SELECTED TEXT
--- START ---

Re: hangs during fstests testing with TLS

Benjamin Coddington <bcodding@xxxxxxxxxx> · Thu, 04 Jan 2024 07:22:18 -0500

On 3 Jan 2024, at 16:46, Chuck Lever III wrote:

>> On Jan 3, 2024, at 3:16 PM, Benjamin Coddington <bcodding@xxxxxxxxxx> wrote:
>>
>> On 3 Jan 2024, at 14:12, Chuck Lever III wrote:
>>
>>>> On Jan 3, 2024, at 1:47 PM, Benjamin Coddington <bcodding@xxxxxxxxxx> wrote:
>>>>
>>>> This looks like it started out as the problem I've been sending patches to
>>>> fix on 6.7, latest here:
>>>> https://lore.kernel.org/linux-nfs/e28038fba1243f00b0dd66b7c5296a1e181645ea.1702496910.git.bcodding@xxxxxxxxxx/
>>>>
>>>> .. however whenever I encounter the issue, the client reconnects the
>>>> transport again - so I think there might be an additional problem here.
>>>
>>> I'm looking at the same problem as you, Ben. It doesn't seem to be
>>> similar to what Jeff reports.
>>>
>>> But I'm wondering if gerry-rigging the timeouts is the right answer
>>> for backchannel replies. The problem, fundamentally, is that when a
>>> forechannel RPC task holds the transport lock, the backchannel's reply
>>> transmit path thinks that means the transport connection is down and
>>> triggers a transport disconnect.
>>
>> Why shouldn't backchannel replies have normal timeout values?
>
> RPC Replies are "send and forget". The server forechannel sends
> its Replies without a timeout. There is no such thing as a
> retransmitted RPC Reply (though a reliable transport might
> retransmit portions of it, the RPC server itself is not aware of
> that).
>
> And I don't see anything in the client's backchannel path that
> makes me think there's a different protocol-level requirement
> in the backchannel.

Its not strictly a protocol thing, the timeouts are used to decide what to
do with a req or flag the transport state even if the request doesn't make
it to the wire.  That's why the zero timeout values for this req improperly
resets the transport.

Ben

--- END ---

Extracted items
--- START ---

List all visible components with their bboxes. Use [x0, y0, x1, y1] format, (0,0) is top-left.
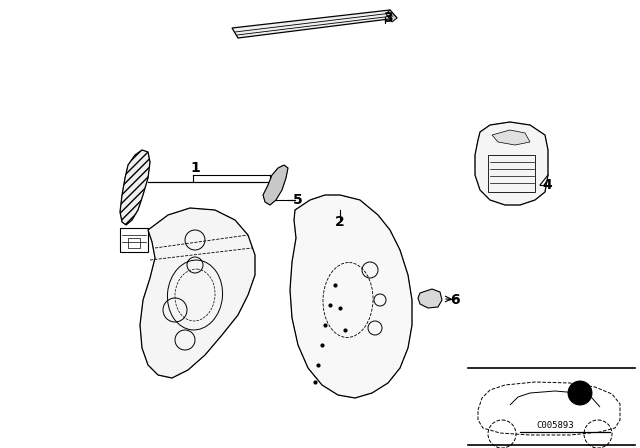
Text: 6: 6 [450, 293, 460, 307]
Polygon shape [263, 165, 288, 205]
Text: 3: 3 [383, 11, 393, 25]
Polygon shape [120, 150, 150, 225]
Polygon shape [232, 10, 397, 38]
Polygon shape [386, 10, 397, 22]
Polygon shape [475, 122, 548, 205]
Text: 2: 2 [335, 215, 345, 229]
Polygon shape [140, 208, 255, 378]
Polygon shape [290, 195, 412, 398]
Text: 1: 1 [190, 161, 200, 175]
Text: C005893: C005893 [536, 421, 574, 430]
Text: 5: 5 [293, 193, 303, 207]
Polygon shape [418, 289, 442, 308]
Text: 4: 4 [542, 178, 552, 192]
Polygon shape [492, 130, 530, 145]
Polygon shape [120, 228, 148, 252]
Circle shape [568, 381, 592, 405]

--- END ---
--- START ---

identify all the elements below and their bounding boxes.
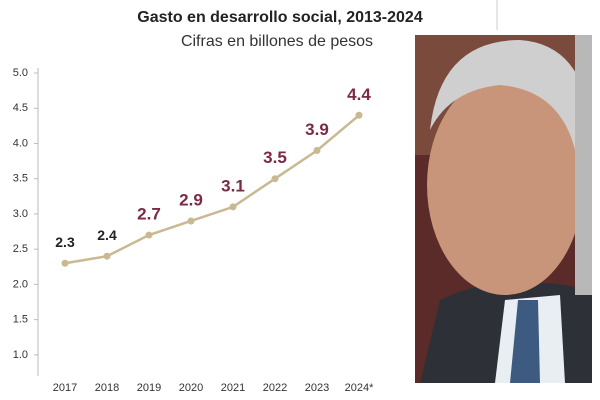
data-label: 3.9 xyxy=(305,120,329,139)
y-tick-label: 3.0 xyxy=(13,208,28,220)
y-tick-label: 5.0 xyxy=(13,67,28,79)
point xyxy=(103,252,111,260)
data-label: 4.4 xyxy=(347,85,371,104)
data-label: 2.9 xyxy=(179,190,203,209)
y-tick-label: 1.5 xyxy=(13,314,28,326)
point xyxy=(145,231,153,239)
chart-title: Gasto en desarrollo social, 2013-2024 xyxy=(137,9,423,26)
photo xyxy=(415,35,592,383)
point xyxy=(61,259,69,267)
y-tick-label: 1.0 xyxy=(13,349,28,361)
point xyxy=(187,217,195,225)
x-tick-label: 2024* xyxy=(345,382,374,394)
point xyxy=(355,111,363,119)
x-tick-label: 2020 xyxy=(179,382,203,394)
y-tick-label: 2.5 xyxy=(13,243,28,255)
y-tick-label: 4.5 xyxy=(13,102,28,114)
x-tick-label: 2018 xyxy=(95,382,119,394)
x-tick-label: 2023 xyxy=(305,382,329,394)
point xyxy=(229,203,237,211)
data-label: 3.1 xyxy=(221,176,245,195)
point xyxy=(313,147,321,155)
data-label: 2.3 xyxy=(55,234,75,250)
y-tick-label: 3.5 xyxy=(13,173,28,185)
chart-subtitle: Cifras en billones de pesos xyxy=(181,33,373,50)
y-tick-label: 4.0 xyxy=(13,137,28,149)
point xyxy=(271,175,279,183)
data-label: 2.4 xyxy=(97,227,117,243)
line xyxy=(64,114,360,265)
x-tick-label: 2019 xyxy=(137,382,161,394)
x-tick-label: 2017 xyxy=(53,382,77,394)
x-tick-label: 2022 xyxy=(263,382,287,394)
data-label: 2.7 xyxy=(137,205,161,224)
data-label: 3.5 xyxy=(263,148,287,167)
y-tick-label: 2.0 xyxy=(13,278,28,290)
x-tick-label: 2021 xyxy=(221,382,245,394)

--- END ---

WRITTEN TASKS
**1)** In the thread, what does the backchannel's reply transmit path assume when a forechannel RPC task holds the transport lock?
**2)** List every time of day attached to a message in the thread.
**3)** Quote everything in the thread from "On 3 Jan 2024, at 16:46, Chuck" down to "additional problem here.".

OUTPUTS BY TASK
**1)** It assumes the transport connection is down and triggers a transport disconnect.

**2)**
07:22:18 -0500
16:46
3:16 PM
14:12
1:47 PM

**3)**
On 3 Jan 2024, at 16:46, Chuck Lever III wrote:

>> On Jan 3, 2024, at 3:16 PM, Benjamin Coddington <bcodding@xxxxxxxxxx> wrote:
>>
>> On 3 Jan 2024, at 14:12, Chuck Lever III wrote:
>>
>>>> On Jan 3, 2024, at 1:47 PM, Benjamin Coddington <bcodding@xxxxxxxxxx> wrote:
>>>>
>>>> This looks like it started out as the problem I've been sending patches to
>>>> fix on 6.7, latest here:
>>>> https://lore.kernel.org/linux-nfs/e28038fba1243f00b0dd66b7c5296a1e181645ea.1702496910.git.bcodding@xxxxxxxxxx/
>>>>
>>>> .. however whenever I encounter the issue, the client reconnects the
>>>> transport again - so I think there might be an additional problem here.